(Figure record extracts)
═══

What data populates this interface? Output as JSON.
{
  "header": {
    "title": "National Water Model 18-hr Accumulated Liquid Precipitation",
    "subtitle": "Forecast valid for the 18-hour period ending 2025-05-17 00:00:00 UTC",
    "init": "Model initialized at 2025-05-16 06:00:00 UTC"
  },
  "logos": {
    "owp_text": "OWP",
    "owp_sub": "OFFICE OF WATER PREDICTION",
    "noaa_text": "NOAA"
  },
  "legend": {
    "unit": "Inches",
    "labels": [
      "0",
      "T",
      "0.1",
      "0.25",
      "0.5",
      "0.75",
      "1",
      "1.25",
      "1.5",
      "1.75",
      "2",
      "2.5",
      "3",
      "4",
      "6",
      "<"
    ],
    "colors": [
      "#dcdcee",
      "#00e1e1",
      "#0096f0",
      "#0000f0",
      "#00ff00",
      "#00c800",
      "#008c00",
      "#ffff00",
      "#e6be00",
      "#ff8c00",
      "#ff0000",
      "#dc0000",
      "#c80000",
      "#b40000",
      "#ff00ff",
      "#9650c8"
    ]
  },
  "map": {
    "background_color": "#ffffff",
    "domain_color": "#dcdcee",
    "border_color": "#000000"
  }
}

═══

◆ WHAT NEEDS TO BE DONE: From the preceding material, extract every line exactly.

◆ RESULT OF THE TASK:
What data populates this interface? Output as JSON.
{
  "header": {
    "title": "National Water Model 18-hr Accumulated Liquid Precipitation",
    "subtitle": "Forecast valid for the 18-hour period ending 2025-05-17 00:00:00 UTC",
    "init": "Model initialized at 2025-05-16 06:00:00 UTC"
  },
  "logos": {
    "owp_text": "OWP",
    "owp_sub": "OFFICE OF WATER PREDICTION",
    "noaa_text": "NOAA"
  },
  "legend": {
    "unit": "Inches",
    "labels": [
      "0",
      "T",
      "0.1",
      "0.25",
      "0.5",
      "0.75",
      "1",
      "1.25",
      "1.5",
      "1.75",
      "2",
      "2.5",
      "3",
      "4",
      "6",
      "<"
    ],
    "colors": [
      "#dcdcee",
      "#00e1e1",
      "#0096f0",
      "#0000f0",
      "#00ff00",
      "#00c800",
      "#008c00",
      "#ffff00",
      "#e6be00",
      "#ff8c00",
      "#ff0000",
      "#dc0000",
      "#c80000",
      "#b40000",
      "#ff00ff",
      "#9650c8"
    ]
  },
  "map": {
    "background_color": "#ffffff",
    "domain_color": "#dcdcee",
    "border_color": "#000000"
  }
}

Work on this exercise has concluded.